=== RECORDS SHOWN ===
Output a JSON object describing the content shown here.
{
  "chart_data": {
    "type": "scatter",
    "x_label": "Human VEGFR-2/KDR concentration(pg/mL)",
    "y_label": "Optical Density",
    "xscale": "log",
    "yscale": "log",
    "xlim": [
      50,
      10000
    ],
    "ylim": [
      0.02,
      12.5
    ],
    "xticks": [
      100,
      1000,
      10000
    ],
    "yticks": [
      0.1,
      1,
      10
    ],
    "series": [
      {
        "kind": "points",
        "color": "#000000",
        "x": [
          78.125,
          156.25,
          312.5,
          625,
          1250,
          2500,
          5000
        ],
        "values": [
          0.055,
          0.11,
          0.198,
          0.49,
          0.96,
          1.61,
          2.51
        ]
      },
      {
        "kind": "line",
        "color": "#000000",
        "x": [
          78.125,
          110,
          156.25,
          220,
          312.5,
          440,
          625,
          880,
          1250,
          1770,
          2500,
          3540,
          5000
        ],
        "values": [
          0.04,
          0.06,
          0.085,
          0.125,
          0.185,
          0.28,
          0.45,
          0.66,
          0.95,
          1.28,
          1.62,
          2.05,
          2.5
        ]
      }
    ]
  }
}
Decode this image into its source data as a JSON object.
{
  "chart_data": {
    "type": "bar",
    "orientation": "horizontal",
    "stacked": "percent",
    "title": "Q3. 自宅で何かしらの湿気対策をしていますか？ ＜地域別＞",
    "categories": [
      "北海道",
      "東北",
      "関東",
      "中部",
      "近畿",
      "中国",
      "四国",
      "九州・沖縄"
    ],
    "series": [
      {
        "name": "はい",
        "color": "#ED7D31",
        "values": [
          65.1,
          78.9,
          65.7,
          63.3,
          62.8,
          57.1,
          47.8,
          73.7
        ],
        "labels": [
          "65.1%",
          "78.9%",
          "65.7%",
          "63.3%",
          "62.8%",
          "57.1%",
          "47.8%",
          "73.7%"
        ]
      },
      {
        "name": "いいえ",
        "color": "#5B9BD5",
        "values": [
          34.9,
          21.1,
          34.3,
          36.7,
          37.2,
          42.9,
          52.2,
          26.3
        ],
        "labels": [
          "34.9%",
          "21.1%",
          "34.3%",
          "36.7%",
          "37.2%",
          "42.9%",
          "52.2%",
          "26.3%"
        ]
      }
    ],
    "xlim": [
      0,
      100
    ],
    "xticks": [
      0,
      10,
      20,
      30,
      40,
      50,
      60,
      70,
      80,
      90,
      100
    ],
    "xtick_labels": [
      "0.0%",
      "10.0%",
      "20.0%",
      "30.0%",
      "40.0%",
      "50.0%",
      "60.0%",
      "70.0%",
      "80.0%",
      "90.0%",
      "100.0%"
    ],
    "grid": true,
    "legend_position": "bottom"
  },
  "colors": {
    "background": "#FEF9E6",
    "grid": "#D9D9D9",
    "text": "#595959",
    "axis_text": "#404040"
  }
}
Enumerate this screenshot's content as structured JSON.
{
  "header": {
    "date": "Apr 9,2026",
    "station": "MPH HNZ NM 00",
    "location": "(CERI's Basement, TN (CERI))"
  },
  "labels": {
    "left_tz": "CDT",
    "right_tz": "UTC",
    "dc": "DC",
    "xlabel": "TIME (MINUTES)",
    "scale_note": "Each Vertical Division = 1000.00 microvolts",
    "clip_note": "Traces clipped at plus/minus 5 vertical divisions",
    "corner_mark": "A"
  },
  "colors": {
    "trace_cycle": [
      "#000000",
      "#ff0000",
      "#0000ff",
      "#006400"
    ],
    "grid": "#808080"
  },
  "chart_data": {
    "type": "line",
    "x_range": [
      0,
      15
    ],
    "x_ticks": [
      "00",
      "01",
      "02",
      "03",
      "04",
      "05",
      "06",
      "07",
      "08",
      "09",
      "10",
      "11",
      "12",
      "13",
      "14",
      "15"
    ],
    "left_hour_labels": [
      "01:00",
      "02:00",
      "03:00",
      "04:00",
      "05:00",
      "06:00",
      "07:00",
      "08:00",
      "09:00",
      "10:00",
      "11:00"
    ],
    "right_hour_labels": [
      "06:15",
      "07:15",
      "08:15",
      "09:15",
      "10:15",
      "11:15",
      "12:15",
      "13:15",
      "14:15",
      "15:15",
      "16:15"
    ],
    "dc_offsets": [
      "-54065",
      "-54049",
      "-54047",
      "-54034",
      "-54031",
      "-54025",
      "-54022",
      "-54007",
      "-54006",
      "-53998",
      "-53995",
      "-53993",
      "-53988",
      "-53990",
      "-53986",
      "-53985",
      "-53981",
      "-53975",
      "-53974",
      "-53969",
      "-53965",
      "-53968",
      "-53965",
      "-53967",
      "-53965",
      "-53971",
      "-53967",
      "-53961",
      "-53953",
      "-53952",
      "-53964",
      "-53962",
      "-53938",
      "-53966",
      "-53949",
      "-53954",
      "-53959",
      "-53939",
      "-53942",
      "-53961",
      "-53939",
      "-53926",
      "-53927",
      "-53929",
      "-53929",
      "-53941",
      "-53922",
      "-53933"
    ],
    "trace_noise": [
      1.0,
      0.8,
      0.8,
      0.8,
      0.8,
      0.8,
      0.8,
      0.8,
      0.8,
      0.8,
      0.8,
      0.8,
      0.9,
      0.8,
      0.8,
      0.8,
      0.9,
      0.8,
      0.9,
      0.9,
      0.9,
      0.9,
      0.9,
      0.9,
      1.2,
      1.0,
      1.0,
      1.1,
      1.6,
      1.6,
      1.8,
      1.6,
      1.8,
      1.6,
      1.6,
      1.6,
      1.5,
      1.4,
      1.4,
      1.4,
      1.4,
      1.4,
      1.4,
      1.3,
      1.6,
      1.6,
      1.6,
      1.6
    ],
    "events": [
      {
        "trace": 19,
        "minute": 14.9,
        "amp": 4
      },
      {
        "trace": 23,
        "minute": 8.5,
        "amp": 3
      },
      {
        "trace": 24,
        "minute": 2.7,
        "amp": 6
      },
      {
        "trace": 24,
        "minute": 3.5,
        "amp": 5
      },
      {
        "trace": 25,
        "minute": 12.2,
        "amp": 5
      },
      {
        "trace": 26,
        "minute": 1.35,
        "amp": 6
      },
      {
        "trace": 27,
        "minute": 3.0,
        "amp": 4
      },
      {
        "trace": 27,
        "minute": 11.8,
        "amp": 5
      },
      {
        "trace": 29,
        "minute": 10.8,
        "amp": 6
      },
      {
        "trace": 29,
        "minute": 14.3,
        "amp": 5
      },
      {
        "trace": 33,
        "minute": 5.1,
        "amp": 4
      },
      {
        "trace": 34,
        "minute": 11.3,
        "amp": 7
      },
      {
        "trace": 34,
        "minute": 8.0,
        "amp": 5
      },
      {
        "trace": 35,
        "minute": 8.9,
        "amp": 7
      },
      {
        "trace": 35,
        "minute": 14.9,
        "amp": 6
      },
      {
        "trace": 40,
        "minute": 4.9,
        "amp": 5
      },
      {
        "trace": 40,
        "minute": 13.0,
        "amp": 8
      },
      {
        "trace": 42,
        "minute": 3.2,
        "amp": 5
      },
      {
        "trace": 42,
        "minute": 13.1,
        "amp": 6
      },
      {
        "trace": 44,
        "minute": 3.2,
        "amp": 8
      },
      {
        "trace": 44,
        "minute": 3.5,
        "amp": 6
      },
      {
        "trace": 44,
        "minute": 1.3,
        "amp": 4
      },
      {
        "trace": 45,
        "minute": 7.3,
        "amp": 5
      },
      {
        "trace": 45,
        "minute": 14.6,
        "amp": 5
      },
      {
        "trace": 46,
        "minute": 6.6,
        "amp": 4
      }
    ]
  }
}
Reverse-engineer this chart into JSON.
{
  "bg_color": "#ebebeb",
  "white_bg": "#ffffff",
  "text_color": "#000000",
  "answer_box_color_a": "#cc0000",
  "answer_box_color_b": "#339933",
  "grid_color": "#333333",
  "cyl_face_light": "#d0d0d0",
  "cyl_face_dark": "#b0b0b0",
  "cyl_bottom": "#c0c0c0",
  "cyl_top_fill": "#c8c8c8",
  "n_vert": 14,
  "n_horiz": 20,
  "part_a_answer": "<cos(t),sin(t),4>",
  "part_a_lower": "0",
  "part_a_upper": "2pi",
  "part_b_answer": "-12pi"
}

=== GOAL ===
Search the records for the string "content" and return every line in which it occurs.

=== FULL OUTPUT ===
Output a JSON object describing the content shown here.
Enumerate this screenshot's content as structured JSON.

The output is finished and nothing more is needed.